## ENTRIES SHOWN:
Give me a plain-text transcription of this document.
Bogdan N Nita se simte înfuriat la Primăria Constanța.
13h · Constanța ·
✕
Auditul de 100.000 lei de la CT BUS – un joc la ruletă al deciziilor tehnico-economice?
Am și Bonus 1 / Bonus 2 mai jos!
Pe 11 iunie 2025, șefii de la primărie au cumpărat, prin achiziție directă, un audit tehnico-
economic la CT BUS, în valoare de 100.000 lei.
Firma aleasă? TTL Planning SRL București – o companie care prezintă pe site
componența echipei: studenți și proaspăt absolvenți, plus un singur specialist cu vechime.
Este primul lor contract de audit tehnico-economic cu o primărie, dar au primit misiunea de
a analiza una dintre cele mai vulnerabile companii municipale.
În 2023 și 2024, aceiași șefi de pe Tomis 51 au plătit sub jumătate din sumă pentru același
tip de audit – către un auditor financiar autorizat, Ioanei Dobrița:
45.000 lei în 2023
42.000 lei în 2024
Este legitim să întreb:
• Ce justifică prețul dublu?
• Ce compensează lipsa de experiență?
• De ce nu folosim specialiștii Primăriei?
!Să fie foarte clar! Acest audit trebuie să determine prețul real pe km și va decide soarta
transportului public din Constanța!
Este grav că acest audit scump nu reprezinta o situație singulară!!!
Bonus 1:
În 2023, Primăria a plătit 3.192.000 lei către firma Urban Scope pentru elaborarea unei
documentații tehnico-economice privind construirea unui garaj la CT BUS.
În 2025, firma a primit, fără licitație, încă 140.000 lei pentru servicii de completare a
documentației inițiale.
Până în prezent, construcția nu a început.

## INSTRUCTIONS TO FOLLOW:
Set down all of the records shown above once more, exactly.

## COMPLETE ANSWER:
Give me a plain-text transcription of this document.
Bogdan N Nita se simte înfuriat la Primăria Constanța.
13h · Constanța ·
✕
Auditul de 100.000 lei de la CT BUS – un joc la ruletă al deciziilor tehnico-economice?
Am și Bonus 1 / Bonus 2 mai jos!
Pe 11 iunie 2025, șefii de la primărie au cumpărat, prin achiziție directă, un audit tehnico-
economic la CT BUS, în valoare de 100.000 lei.
Firma aleasă? TTL Planning SRL București – o companie care prezintă pe site
componența echipei: studenți și proaspăt absolvenți, plus un singur specialist cu vechime.
Este primul lor contract de audit tehnico-economic cu o primărie, dar au primit misiunea de
a analiza una dintre cele mai vulnerabile companii municipale.
În 2023 și 2024, aceiași șefi de pe Tomis 51 au plătit sub jumătate din sumă pentru același
tip de audit – către un auditor financiar autorizat, Ioanei Dobrița:
45.000 lei în 2023
42.000 lei în 2024
Este legitim să întreb:
• Ce justifică prețul dublu?
• Ce compensează lipsa de experiență?
• De ce nu folosim specialiștii Primăriei?
!Să fie foarte clar! Acest audit trebuie să determine prețul real pe km și va decide soarta
transportului public din Constanța!
Este grav că acest audit scump nu reprezinta o situație singulară!!!
Bonus 1:
În 2023, Primăria a plătit 3.192.000 lei către firma Urban Scope pentru elaborarea unei
documentații tehnico-economice privind construirea unui garaj la CT BUS.
În 2025, firma a primit, fără licitație, încă 140.000 lei pentru servicii de completare a
documentației inițiale.
Până în prezent, construcția nu a început.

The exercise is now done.